**Aim**
Work out the number of lines with the word "Phil" in the material below, then reply with that number only.

# # # # #

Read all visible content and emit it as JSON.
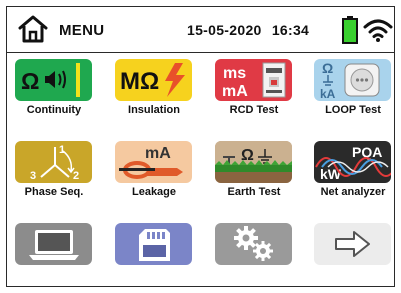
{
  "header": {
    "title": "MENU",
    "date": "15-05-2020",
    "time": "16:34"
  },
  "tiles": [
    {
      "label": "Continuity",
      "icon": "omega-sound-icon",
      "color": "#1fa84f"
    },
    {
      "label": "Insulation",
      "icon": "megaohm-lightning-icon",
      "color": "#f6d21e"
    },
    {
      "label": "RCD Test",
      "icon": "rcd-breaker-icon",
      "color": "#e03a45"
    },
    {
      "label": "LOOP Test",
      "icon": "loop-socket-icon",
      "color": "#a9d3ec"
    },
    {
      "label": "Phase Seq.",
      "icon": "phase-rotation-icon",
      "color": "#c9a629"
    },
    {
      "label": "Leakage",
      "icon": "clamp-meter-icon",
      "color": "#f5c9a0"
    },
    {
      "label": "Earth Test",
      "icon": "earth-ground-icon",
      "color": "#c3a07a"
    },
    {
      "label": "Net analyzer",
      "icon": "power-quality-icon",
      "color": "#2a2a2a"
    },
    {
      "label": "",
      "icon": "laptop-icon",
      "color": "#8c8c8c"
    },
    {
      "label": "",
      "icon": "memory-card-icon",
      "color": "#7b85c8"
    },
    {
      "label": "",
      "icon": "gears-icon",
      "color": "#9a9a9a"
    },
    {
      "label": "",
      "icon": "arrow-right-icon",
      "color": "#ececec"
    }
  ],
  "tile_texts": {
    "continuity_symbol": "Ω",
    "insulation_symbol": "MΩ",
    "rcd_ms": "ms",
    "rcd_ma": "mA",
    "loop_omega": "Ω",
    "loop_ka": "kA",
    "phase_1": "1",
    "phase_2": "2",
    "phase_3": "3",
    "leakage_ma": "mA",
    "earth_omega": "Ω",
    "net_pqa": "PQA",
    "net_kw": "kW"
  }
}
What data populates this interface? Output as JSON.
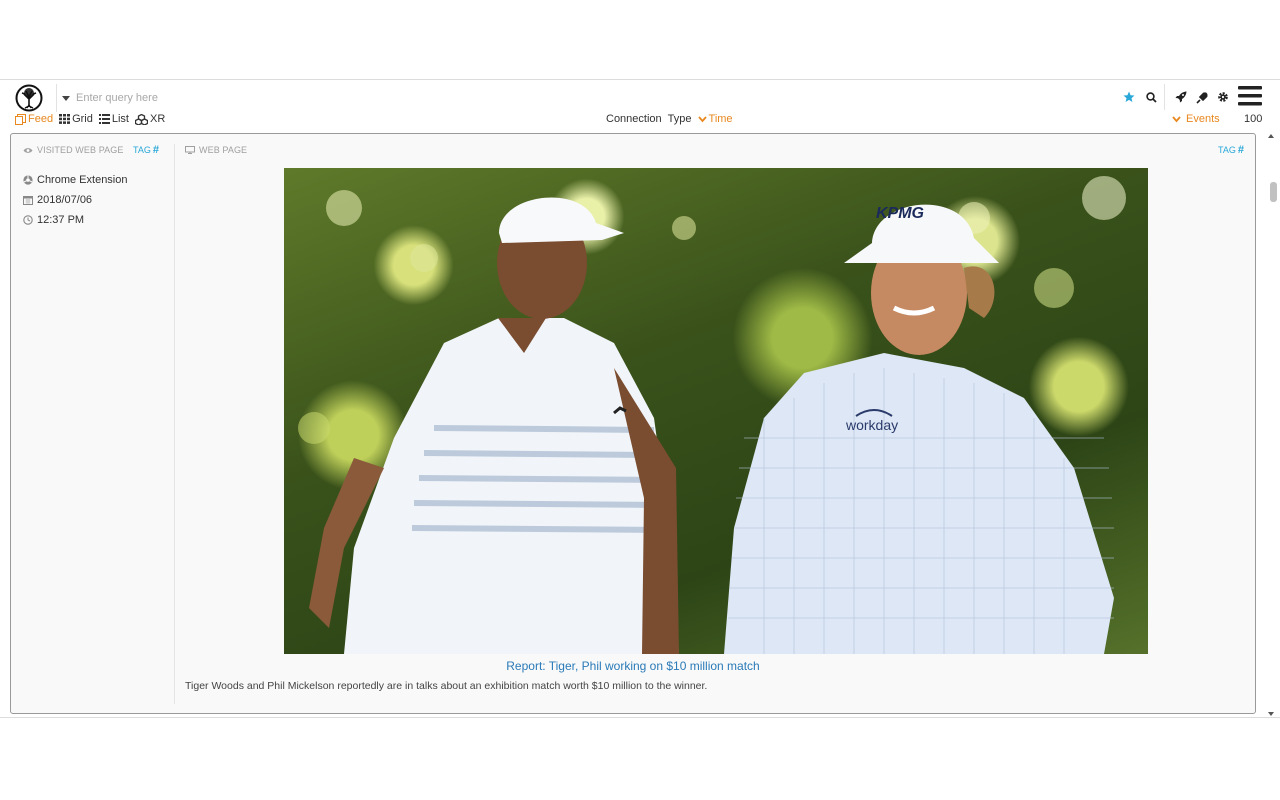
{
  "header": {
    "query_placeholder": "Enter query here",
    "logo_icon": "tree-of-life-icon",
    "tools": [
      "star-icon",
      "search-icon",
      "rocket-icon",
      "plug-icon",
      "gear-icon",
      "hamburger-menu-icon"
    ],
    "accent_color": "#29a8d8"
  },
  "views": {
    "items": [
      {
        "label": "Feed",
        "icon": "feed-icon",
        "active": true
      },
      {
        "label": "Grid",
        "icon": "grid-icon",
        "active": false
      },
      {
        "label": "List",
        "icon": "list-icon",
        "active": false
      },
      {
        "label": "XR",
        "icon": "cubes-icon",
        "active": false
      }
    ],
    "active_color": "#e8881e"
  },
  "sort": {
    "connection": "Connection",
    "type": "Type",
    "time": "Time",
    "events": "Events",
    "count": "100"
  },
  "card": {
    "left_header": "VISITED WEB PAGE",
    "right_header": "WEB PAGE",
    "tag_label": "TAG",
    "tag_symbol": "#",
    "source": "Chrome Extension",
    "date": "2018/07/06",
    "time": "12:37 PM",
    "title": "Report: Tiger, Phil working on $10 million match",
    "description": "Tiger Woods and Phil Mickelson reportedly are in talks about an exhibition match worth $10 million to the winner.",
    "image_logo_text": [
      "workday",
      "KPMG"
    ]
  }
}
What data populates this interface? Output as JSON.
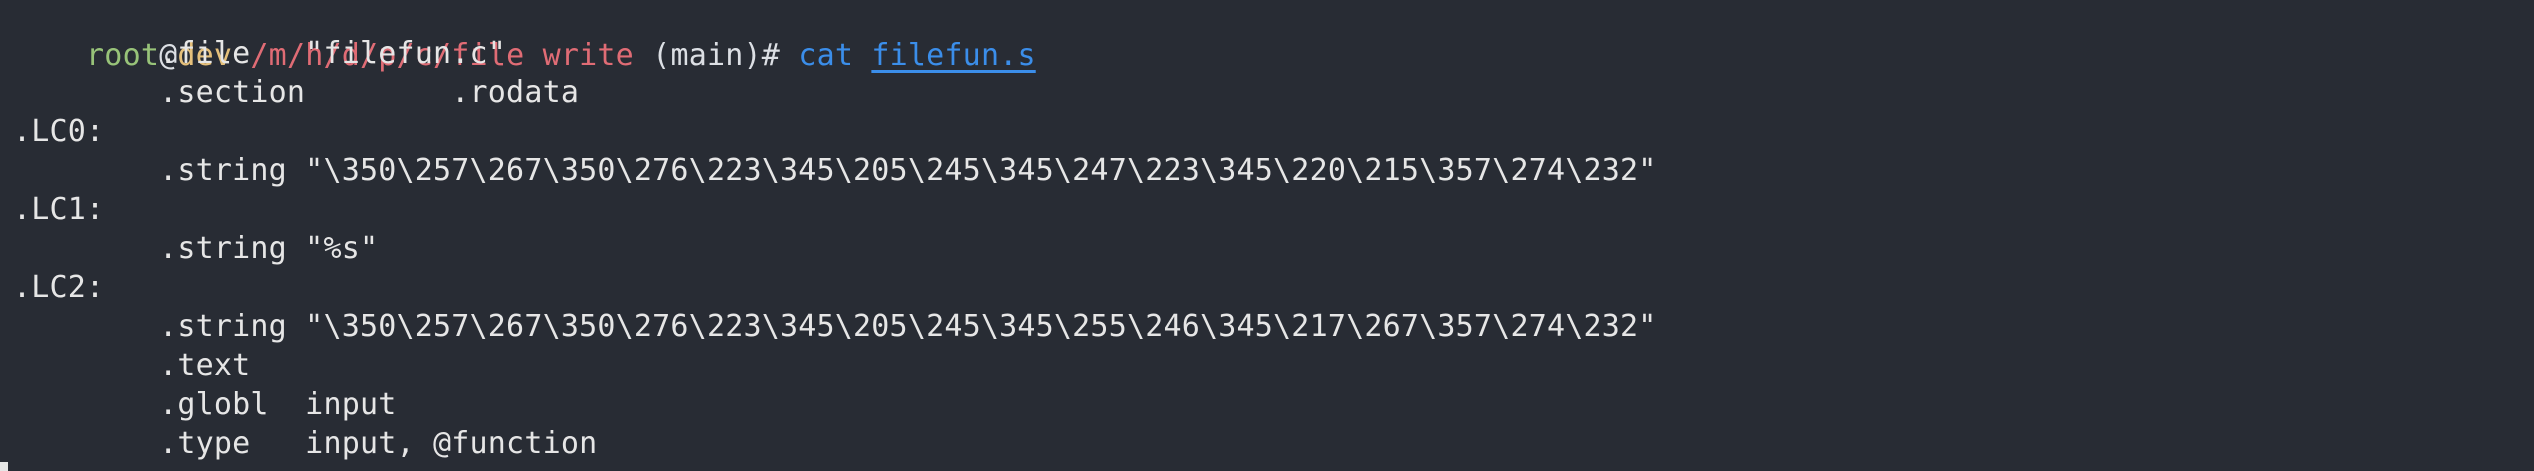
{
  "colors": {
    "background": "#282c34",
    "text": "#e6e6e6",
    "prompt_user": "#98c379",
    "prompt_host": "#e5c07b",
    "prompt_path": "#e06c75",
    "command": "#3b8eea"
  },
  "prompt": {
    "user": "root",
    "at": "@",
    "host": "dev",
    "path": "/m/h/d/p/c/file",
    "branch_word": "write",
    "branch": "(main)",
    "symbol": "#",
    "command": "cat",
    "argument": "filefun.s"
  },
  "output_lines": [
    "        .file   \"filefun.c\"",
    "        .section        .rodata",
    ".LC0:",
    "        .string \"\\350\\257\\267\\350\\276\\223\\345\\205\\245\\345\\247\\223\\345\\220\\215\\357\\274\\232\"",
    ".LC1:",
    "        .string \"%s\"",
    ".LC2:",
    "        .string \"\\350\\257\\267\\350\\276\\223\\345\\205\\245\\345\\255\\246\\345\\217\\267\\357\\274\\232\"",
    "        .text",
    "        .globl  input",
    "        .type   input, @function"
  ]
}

# # # # #

**Written answer**
2